# Task to complete
Reproduce all lines of the listing below in which the word "title" occurs.

# Raw data

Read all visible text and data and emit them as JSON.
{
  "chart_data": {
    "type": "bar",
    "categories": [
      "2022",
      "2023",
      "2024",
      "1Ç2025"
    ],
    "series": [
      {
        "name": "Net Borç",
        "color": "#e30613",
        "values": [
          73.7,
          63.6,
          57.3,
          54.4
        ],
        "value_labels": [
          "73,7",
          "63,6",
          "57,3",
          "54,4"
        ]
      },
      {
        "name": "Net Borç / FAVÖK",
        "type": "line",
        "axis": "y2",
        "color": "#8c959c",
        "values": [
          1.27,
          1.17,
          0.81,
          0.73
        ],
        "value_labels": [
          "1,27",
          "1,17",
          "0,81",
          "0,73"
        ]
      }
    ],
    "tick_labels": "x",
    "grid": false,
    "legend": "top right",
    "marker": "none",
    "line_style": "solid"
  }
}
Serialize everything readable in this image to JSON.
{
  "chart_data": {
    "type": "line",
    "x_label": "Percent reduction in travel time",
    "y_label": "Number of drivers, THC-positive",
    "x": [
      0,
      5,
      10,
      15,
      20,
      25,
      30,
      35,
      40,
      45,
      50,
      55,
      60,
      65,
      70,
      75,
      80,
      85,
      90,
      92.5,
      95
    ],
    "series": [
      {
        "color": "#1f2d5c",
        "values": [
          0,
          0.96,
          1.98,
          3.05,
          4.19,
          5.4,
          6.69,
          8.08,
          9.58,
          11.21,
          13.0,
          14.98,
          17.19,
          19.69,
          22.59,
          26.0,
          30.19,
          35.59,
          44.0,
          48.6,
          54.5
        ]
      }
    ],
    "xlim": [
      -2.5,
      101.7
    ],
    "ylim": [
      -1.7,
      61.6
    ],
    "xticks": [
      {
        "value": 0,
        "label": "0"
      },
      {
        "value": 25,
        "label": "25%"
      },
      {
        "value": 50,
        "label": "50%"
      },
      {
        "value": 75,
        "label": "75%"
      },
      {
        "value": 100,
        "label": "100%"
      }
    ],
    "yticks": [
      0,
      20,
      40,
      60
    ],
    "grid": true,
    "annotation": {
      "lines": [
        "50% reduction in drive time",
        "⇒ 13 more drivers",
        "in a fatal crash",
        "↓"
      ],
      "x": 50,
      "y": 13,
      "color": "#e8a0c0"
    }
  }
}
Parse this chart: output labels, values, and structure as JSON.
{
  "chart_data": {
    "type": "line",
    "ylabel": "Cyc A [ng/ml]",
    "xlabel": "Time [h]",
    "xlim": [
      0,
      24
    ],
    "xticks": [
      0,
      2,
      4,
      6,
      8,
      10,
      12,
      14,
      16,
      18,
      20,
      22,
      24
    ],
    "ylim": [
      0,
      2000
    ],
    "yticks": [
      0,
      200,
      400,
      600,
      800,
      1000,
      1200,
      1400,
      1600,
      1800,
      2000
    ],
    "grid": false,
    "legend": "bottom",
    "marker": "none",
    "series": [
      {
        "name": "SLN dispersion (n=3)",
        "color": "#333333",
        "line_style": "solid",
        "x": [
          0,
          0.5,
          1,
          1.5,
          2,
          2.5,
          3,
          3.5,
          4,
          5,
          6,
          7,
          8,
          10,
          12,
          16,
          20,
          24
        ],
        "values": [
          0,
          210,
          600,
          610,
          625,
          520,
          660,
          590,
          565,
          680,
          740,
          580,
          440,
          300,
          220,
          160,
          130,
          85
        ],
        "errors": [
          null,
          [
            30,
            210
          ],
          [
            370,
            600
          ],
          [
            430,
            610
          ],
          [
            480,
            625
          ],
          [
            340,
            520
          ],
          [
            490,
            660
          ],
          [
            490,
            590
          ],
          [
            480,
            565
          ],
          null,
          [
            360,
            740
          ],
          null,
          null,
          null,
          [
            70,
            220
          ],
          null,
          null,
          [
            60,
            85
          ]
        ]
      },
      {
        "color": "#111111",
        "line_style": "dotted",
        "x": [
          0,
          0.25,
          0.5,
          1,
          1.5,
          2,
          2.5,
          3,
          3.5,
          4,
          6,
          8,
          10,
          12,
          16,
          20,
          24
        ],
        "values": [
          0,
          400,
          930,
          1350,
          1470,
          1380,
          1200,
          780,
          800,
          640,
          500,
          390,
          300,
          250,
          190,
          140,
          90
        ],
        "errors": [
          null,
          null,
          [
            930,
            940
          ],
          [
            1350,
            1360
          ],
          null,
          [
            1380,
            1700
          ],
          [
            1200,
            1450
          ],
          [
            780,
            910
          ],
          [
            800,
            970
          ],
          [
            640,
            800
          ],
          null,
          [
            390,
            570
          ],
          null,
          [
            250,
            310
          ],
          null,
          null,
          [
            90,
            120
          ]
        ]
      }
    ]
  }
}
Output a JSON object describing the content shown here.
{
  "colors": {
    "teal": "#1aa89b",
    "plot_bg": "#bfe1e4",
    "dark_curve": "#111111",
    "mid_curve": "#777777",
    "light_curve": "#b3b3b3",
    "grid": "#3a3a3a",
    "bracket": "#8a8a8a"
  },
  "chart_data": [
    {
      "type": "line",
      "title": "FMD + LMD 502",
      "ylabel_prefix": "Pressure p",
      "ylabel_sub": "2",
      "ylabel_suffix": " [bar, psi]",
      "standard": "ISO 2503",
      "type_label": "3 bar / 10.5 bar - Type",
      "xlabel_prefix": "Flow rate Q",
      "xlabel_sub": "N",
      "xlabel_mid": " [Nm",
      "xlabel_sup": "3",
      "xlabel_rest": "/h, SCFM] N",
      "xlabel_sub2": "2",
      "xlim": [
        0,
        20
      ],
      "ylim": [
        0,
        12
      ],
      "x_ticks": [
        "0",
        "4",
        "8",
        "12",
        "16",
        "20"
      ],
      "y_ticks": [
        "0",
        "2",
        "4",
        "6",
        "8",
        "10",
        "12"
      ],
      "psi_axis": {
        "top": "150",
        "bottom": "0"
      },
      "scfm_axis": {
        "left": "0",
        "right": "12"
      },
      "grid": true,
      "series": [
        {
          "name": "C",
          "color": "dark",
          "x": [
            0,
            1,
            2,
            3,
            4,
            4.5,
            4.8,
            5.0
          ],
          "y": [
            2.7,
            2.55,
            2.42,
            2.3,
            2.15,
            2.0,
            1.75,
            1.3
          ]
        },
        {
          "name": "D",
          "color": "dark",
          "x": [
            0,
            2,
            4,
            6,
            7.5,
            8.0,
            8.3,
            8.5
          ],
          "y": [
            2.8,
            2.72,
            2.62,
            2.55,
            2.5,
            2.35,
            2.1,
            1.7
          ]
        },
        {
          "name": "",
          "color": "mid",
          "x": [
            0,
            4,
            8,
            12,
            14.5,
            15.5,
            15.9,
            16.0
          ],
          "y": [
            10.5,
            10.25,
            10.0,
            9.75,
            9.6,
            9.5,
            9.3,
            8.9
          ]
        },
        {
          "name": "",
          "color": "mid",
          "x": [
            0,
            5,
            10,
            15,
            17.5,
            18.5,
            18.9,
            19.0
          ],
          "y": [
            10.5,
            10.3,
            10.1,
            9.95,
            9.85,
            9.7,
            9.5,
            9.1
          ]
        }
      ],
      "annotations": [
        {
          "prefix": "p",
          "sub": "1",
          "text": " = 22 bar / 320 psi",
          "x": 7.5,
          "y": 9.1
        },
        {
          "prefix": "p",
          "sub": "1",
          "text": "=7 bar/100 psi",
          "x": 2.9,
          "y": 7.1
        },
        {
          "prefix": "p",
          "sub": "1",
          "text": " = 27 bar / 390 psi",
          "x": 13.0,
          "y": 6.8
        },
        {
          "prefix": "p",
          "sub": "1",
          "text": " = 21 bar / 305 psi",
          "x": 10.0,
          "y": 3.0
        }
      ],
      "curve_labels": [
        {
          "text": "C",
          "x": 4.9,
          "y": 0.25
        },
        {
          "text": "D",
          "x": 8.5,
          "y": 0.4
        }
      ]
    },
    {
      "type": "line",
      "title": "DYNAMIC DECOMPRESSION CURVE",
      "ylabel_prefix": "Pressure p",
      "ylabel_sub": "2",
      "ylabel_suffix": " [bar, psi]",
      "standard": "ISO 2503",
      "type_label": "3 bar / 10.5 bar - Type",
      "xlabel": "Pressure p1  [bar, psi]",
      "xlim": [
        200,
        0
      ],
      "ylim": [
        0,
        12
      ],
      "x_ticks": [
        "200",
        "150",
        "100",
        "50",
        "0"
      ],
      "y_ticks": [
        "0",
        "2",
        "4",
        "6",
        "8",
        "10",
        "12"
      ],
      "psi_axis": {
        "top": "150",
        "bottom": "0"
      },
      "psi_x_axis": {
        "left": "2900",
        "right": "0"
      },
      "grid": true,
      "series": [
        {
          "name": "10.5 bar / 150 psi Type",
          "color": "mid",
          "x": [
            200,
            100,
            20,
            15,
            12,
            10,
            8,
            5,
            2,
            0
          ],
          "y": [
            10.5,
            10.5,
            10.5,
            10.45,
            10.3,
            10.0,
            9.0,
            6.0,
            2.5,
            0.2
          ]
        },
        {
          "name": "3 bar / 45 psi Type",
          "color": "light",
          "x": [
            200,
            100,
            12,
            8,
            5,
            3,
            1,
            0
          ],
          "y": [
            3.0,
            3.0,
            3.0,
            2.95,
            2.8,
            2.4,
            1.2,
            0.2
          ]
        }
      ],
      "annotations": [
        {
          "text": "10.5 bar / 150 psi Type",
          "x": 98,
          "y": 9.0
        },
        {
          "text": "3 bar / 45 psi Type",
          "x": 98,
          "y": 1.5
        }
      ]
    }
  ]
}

# Worked solution
      "title": "FMD + LMD 502",
      "title": "DYNAMIC DECOMPRESSION CURVE",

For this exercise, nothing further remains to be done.